(Stored items)

[start]

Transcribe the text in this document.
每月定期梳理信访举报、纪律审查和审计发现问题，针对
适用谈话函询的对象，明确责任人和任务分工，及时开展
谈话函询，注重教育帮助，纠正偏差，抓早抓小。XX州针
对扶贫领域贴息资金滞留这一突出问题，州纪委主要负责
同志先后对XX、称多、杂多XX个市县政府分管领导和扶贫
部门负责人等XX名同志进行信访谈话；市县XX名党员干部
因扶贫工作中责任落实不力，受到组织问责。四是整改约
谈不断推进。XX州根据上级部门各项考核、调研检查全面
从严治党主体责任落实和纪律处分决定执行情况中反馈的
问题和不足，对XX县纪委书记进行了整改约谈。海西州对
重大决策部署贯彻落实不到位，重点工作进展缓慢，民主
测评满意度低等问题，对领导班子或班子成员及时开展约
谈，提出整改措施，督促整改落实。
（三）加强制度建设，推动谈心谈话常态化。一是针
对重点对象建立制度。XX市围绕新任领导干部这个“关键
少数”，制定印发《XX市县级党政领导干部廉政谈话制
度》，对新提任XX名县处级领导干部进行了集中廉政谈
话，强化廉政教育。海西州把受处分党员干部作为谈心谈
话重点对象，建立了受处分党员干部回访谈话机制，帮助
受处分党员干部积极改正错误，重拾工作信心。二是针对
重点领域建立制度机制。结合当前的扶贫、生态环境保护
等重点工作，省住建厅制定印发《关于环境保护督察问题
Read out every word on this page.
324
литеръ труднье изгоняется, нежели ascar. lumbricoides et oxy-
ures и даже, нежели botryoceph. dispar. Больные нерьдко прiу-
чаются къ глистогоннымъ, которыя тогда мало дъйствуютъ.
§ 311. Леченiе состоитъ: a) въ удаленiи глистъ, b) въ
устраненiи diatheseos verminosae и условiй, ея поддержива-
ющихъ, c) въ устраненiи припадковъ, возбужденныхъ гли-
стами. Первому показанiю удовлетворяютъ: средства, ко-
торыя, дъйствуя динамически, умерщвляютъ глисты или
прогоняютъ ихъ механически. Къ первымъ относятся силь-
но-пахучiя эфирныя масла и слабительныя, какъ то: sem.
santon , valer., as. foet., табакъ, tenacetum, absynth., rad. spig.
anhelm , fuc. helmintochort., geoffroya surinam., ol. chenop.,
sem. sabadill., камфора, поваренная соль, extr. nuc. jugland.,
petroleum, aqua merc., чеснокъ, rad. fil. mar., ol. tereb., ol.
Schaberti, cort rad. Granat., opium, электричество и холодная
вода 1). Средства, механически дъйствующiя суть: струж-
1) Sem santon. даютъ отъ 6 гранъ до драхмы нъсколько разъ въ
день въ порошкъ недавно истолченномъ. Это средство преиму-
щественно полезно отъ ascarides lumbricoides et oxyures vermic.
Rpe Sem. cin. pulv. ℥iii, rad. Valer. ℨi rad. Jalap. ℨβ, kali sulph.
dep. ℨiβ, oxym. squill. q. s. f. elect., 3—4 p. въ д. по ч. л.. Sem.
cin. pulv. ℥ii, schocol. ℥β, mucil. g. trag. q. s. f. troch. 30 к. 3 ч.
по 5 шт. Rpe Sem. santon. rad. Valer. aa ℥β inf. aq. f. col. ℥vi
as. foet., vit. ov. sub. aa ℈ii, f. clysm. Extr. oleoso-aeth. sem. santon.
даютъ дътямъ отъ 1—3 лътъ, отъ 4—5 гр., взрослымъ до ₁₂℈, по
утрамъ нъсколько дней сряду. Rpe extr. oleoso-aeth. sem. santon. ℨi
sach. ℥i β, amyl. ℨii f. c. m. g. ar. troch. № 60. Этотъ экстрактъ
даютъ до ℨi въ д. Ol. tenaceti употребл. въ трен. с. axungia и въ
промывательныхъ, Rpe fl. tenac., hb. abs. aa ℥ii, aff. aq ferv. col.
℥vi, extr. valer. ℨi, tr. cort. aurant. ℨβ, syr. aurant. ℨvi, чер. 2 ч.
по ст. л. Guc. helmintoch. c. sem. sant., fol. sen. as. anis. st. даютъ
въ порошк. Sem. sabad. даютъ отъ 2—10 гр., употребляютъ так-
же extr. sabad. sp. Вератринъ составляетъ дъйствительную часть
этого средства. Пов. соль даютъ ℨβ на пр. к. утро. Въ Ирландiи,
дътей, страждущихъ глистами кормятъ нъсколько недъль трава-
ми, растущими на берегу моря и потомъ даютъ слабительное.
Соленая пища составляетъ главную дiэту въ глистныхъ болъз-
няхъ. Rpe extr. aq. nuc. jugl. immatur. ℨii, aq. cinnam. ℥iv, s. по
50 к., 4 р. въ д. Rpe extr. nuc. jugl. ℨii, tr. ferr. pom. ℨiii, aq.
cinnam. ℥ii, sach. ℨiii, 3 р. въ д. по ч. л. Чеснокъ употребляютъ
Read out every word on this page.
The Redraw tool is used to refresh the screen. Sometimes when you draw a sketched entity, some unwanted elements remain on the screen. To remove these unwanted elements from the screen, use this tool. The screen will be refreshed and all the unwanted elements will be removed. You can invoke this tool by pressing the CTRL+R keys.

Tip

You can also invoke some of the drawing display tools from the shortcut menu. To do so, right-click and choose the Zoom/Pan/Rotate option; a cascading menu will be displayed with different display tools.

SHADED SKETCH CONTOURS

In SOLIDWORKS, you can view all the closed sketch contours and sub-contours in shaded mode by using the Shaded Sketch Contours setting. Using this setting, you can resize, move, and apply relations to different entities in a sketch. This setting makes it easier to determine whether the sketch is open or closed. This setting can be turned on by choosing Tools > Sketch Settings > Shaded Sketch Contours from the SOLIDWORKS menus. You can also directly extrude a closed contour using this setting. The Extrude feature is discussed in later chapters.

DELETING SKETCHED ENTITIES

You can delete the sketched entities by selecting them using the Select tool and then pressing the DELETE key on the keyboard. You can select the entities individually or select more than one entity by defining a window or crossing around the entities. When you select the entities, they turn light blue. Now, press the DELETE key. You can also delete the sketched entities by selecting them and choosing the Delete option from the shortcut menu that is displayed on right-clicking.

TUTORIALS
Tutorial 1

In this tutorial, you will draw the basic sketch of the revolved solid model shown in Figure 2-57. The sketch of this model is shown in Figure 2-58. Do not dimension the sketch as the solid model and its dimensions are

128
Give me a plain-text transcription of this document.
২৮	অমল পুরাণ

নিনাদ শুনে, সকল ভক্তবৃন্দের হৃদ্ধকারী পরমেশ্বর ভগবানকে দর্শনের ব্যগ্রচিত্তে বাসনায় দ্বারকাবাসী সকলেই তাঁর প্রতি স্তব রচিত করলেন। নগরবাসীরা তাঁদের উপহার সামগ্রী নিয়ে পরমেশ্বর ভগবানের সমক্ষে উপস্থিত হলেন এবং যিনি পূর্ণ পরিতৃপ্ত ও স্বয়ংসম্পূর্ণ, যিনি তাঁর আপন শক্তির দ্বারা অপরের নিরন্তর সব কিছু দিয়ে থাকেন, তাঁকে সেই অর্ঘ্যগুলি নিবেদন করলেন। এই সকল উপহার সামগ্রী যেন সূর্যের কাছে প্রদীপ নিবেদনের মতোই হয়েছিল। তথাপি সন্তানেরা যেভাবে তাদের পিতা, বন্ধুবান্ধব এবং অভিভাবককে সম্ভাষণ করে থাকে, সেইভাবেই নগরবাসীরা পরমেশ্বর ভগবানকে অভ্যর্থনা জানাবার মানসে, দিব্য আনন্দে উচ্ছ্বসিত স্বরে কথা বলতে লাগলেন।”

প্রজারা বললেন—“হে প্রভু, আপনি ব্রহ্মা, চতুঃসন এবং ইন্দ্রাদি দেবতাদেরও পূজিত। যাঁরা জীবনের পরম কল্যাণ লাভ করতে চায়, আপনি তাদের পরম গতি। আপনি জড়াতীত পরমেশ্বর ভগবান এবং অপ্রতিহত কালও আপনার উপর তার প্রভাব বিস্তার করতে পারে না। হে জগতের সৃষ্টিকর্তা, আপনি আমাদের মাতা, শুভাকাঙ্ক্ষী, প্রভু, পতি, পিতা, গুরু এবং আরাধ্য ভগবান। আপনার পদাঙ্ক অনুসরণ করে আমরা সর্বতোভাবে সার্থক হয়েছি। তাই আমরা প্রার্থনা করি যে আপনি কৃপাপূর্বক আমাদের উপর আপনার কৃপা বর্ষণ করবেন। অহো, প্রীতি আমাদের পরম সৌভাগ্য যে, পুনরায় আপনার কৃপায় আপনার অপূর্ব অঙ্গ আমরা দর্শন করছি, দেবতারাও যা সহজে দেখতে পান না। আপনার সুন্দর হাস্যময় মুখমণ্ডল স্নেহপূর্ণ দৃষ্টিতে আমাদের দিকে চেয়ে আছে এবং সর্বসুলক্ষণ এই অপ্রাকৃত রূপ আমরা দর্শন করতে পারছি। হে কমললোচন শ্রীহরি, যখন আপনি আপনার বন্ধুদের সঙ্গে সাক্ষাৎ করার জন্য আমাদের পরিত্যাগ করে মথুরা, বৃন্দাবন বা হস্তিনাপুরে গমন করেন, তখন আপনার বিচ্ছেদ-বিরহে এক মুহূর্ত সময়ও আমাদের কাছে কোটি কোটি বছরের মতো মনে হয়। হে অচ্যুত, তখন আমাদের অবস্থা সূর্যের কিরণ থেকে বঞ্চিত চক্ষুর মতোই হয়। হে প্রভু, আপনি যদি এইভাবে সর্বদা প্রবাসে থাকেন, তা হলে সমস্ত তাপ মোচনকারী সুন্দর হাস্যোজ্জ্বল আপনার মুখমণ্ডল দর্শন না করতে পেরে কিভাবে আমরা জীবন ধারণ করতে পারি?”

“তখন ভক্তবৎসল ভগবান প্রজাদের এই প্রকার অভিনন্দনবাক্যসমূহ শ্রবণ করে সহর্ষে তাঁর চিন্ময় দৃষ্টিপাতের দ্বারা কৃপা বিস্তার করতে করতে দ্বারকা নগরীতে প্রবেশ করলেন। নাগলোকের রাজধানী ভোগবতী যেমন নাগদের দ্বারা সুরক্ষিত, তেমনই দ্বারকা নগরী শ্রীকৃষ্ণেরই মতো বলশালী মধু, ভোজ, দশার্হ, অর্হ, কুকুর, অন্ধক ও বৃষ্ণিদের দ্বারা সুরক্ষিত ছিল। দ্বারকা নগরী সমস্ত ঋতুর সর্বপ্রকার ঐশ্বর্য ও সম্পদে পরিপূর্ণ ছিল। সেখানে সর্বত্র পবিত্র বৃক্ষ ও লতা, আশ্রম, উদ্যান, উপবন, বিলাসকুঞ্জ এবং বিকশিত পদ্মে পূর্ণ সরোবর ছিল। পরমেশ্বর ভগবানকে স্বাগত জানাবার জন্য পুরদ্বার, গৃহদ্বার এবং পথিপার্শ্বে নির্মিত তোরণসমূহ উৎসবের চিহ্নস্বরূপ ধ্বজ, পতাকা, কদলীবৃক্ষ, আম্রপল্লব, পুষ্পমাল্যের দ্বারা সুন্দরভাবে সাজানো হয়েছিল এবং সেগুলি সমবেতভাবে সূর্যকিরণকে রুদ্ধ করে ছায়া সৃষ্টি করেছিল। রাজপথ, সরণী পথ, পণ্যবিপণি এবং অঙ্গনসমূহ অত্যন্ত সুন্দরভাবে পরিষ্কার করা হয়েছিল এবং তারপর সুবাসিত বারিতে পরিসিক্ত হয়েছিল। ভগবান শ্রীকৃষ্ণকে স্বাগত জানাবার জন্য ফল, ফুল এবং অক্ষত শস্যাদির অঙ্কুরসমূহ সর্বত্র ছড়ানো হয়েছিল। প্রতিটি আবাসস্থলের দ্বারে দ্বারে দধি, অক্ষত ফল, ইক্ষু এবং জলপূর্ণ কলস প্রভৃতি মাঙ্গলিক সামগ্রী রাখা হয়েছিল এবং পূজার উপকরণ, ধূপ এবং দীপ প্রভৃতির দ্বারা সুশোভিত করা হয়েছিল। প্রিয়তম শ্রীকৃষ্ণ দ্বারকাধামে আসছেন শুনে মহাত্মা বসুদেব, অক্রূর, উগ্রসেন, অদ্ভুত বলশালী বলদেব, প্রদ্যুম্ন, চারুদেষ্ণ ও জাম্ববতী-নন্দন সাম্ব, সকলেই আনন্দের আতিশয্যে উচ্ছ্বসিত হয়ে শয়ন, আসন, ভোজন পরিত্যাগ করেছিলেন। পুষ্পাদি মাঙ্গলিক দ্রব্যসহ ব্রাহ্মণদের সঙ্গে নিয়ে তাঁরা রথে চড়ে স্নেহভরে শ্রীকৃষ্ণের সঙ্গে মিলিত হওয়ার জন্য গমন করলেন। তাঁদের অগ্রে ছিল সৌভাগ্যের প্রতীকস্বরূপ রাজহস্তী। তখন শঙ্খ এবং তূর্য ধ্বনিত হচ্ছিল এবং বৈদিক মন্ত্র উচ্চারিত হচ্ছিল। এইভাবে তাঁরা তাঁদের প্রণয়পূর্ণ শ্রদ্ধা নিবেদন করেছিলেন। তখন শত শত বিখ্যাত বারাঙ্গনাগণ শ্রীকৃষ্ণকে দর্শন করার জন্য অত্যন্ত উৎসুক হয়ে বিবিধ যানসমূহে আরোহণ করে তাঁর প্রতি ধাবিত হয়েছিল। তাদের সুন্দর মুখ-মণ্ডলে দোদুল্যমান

[end]

* BRIEF *
Give the number of lines in the listing above that contain "aeth", and nothing else.

* OUTPUT FOR THIS EXERCISE *
2